--- Begin RECORDS FOR THIS TASK ---

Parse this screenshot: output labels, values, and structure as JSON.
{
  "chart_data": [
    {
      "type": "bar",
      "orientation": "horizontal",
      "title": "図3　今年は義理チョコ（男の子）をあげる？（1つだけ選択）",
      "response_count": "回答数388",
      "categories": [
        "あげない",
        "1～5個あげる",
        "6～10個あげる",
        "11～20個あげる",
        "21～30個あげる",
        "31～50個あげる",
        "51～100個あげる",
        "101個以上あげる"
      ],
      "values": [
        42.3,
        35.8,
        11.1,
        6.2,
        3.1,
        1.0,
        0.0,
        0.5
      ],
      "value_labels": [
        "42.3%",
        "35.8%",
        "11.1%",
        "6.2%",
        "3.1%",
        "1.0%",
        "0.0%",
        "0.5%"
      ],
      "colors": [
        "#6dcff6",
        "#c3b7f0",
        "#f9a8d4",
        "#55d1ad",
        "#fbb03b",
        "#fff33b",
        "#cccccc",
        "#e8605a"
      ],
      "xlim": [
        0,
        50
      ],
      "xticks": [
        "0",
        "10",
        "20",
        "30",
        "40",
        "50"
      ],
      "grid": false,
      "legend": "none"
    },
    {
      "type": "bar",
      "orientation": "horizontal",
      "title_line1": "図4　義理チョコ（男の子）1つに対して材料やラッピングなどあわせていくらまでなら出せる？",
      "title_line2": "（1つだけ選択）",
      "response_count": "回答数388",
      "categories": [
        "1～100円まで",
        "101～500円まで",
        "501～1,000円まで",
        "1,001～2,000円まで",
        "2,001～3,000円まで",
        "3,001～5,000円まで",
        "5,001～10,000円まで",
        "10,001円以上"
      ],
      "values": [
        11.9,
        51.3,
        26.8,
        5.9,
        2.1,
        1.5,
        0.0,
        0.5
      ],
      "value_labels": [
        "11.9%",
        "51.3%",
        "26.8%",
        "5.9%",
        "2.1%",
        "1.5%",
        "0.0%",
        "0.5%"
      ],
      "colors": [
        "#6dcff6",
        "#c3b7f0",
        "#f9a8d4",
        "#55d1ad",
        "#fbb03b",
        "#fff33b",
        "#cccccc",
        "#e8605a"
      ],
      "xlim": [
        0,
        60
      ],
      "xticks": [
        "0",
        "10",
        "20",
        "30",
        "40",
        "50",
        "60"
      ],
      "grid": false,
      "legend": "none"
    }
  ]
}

--- End RECORDS FOR THIS TASK ---

### GIVEN PROBLEM
Exactly reproduce every line of the records.

### ANSWER TO THE PROBLEM
Parse this screenshot: output labels, values, and structure as JSON.
{
  "chart_data": [
    {
      "type": "bar",
      "orientation": "horizontal",
      "title": "図3　今年は義理チョコ（男の子）をあげる？（1つだけ選択）",
      "response_count": "回答数388",
      "categories": [
        "あげない",
        "1～5個あげる",
        "6～10個あげる",
        "11～20個あげる",
        "21～30個あげる",
        "31～50個あげる",
        "51～100個あげる",
        "101個以上あげる"
      ],
      "values": [
        42.3,
        35.8,
        11.1,
        6.2,
        3.1,
        1.0,
        0.0,
        0.5
      ],
      "value_labels": [
        "42.3%",
        "35.8%",
        "11.1%",
        "6.2%",
        "3.1%",
        "1.0%",
        "0.0%",
        "0.5%"
      ],
      "colors": [
        "#6dcff6",
        "#c3b7f0",
        "#f9a8d4",
        "#55d1ad",
        "#fbb03b",
        "#fff33b",
        "#cccccc",
        "#e8605a"
      ],
      "xlim": [
        0,
        50
      ],
      "xticks": [
        "0",
        "10",
        "20",
        "30",
        "40",
        "50"
      ],
      "grid": false,
      "legend": "none"
    },
    {
      "type": "bar",
      "orientation": "horizontal",
      "title_line1": "図4　義理チョコ（男の子）1つに対して材料やラッピングなどあわせていくらまでなら出せる？",
      "title_line2": "（1つだけ選択）",
      "response_count": "回答数388",
      "categories": [
        "1～100円まで",
        "101～500円まで",
        "501～1,000円まで",
        "1,001～2,000円まで",
        "2,001～3,000円まで",
        "3,001～5,000円まで",
        "5,001～10,000円まで",
        "10,001円以上"
      ],
      "values": [
        11.9,
        51.3,
        26.8,
        5.9,
        2.1,
        1.5,
        0.0,
        0.5
      ],
      "value_labels": [
        "11.9%",
        "51.3%",
        "26.8%",
        "5.9%",
        "2.1%",
        "1.5%",
        "0.0%",
        "0.5%"
      ],
      "colors": [
        "#6dcff6",
        "#c3b7f0",
        "#f9a8d4",
        "#55d1ad",
        "#fbb03b",
        "#fff33b",
        "#cccccc",
        "#e8605a"
      ],
      "xlim": [
        0,
        60
      ],
      "xticks": [
        "0",
        "10",
        "20",
        "30",
        "40",
        "50",
        "60"
      ],
      "grid": false,
      "legend": "none"
    }
  ]
}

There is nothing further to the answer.